• [Reading passage]
--- --- ---

I'll pm you with forbidden info.


----------



## drsmurto (27/6/12)

The wax lining or lacquer applied may not degrade when in contact with spirits (although i am dubious on that claim) but throw in a low pH liquid (beer, wine, cider) and I'd love to see how the coating holds up, particularly on extended contact.

I wouldn't use a barrel with a lining/coating on the inside. 

@Malted - plenty of places selling new/used barrels of various sizes in SA, perhaps a weekend trip up to the Barossa is what you need.

A 225L barrel in SA costs bewteen $0 and $80. If you want something newer the cost increases. They are so plentiful down here we cut them in half and use them as pots, i have several for citrus, herbs, strawberries, paid $20-30 for them. I guess the QLDers struggle due to the lack of wineries? Supply/demand?


----------



## kirem (27/6/12)

Malted said:


> Bejeepers: check this out on eBay. Brand new from Mexico. *SIX new two litre barrels *(charred to your specifications) for *about $267 plus about $73 dollars postage*! http://www.ebay.com.au/itm/Six-6-2-liter-W...=item3a6f6fecc8
> 
> Only wooden taps so you'll have to put a metal one in yourself.
> 
> Check out the guys store, he has heaps of sizes and combos. You can even get custom artwork on them.



PMd you, we should be able to sort something out.


----------



## Lord Raja Goomba I (27/6/12)

For that price, I'd do it. Been wanting to an oak aged Barleywine for a while.

Goomba


----------



## white.grant (27/6/12)

Curious to know what you can do with a 4 pint cask that is worth the effort and wort?


----------



## punkin (27/6/12)

The three sisters...


----------



## robbo5253 (27/6/12)

--- --- ---

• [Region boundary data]
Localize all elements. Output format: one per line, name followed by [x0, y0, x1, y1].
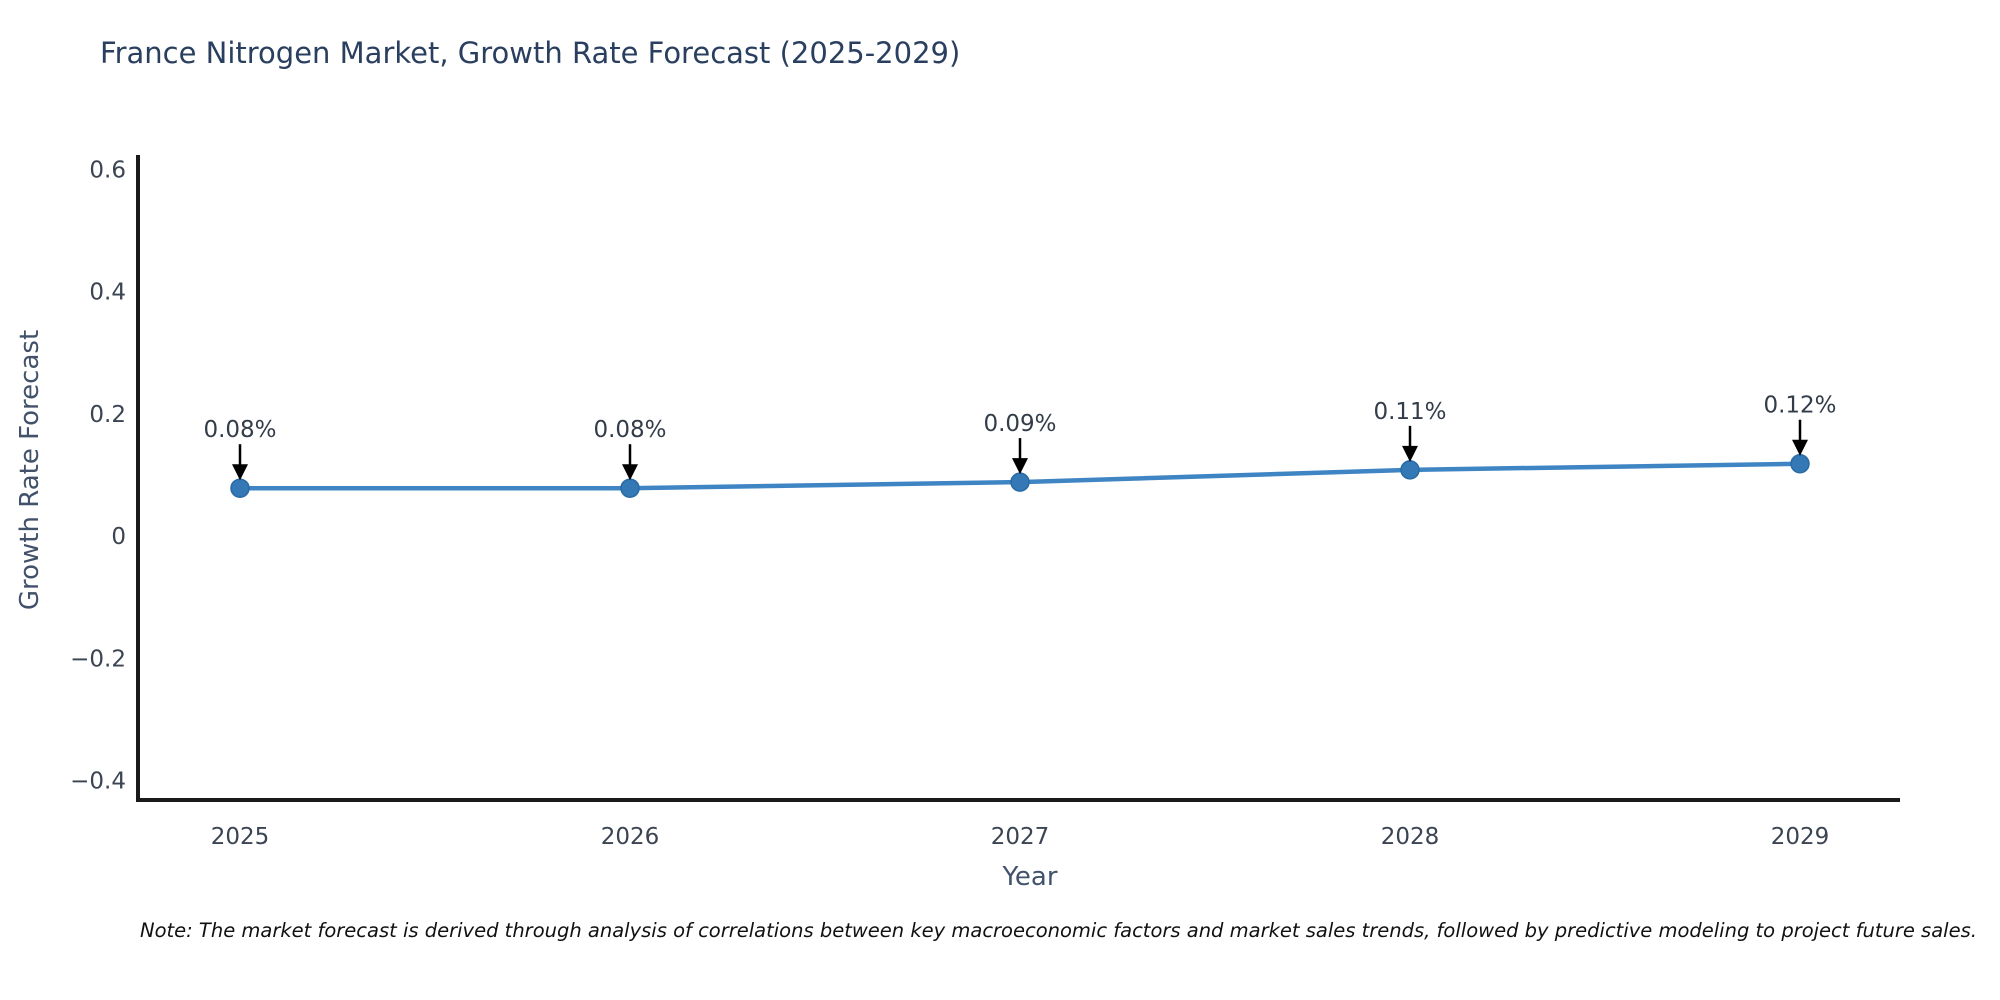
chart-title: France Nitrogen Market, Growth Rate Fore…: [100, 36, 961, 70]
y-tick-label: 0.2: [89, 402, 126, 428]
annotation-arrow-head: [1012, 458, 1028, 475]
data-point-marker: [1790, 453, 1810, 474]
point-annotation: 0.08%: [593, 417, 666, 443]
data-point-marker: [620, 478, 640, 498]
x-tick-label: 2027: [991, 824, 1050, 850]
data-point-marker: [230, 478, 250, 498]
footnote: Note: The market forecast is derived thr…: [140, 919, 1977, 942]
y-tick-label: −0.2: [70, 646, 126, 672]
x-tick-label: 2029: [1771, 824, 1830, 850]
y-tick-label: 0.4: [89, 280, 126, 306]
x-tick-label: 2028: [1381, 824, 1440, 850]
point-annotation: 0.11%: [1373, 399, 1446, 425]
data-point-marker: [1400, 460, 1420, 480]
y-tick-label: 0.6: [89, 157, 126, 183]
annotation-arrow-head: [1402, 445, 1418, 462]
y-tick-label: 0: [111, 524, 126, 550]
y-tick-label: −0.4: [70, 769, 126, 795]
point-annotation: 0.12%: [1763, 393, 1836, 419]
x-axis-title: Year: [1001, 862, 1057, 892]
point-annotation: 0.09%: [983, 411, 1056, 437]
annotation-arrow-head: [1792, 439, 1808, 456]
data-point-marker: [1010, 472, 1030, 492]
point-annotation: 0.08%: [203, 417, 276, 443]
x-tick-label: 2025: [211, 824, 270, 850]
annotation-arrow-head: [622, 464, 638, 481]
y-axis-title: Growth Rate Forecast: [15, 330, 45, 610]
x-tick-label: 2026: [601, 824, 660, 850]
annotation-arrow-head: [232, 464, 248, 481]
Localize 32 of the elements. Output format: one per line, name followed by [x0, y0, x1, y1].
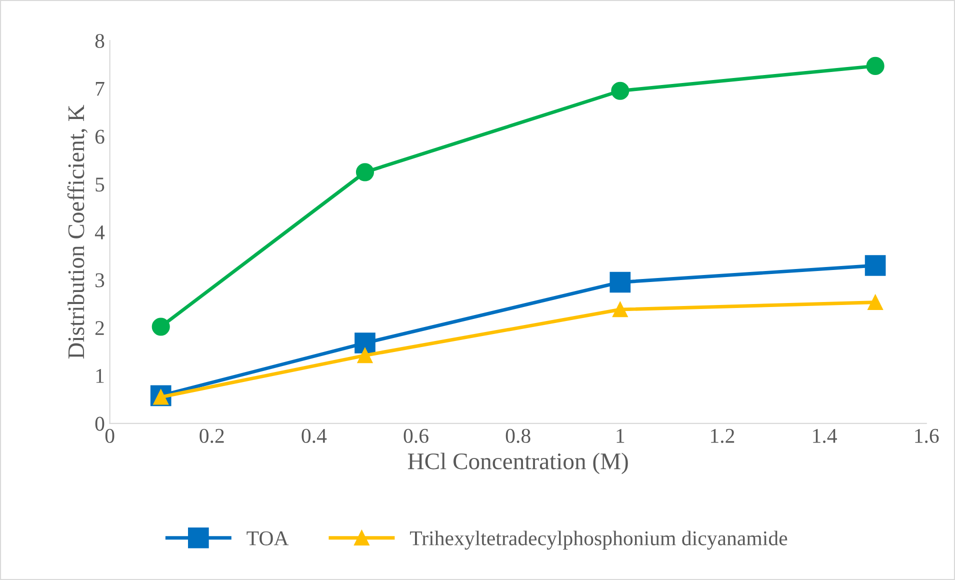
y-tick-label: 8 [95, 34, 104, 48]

--- --- ---

• [Short exercise A]
Starting at "## drsmurto (27/6/12)" and stopping after "on extended contact.", rewrite the barrel thread with "varnish" in place of "lacquer".
• [Short exercise B]
In the barrel thread, how much does a 225L barrel cost in SA?

• [Written response A]
## drsmurto (27/6/12)

The wax lining or varnish applied may not degrade when in contact with spirits (although i am dubious on that claim) but throw in a low pH liquid (beer, wine, cider) and I'd love to see how the coating holds up, particularly on extended contact.

• [Written response B]
Between $0 and $80.